Data lines:
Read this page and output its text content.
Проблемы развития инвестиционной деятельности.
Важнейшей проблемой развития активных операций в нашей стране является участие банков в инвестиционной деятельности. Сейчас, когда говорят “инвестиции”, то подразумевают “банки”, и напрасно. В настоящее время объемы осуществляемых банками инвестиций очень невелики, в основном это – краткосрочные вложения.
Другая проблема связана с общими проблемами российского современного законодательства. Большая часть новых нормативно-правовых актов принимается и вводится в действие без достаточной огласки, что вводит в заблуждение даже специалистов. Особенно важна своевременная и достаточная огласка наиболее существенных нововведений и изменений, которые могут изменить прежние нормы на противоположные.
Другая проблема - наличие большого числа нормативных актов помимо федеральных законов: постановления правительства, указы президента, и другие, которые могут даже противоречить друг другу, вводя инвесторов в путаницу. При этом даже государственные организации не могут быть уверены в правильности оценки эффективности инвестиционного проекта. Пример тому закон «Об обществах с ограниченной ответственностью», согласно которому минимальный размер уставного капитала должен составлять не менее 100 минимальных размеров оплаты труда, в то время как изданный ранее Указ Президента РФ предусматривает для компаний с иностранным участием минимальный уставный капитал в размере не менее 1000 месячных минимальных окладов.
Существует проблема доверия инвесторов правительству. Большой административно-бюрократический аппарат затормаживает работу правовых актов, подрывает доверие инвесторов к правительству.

Work to complete: Every entry must be retyped in full, exactly as given.

Complete response:
Read this page and output its text content.
Проблемы развития инвестиционной деятельности.
Важнейшей проблемой развития активных операций в нашей стране является участие банков в инвестиционной деятельности. Сейчас, когда говорят “инвестиции”, то подразумевают “банки”, и напрасно. В настоящее время объемы осуществляемых банками инвестиций очень невелики, в основном это – краткосрочные вложения.
Другая проблема связана с общими проблемами российского современного законодательства. Большая часть новых нормативно-правовых актов принимается и вводится в действие без достаточной огласки, что вводит в заблуждение даже специалистов. Особенно важна своевременная и достаточная огласка наиболее существенных нововведений и изменений, которые могут изменить прежние нормы на противоположные.
Другая проблема - наличие большого числа нормативных актов помимо федеральных законов: постановления правительства, указы президента, и другие, которые могут даже противоречить друг другу, вводя инвесторов в путаницу. При этом даже государственные организации не могут быть уверены в правильности оценки эффективности инвестиционного проекта. Пример тому закон «Об обществах с ограниченной ответственностью», согласно которому минимальный размер уставного капитала должен составлять не менее 100 минимальных размеров оплаты труда, в то время как изданный ранее Указ Президента РФ предусматривает для компаний с иностранным участием минимальный уставный капитал в размере не менее 1000 месячных минимальных окладов.
Существует проблема доверия инвесторов правительству. Большой административно-бюрократический аппарат затормаживает работу правовых актов, подрывает доверие инвесторов к правительству.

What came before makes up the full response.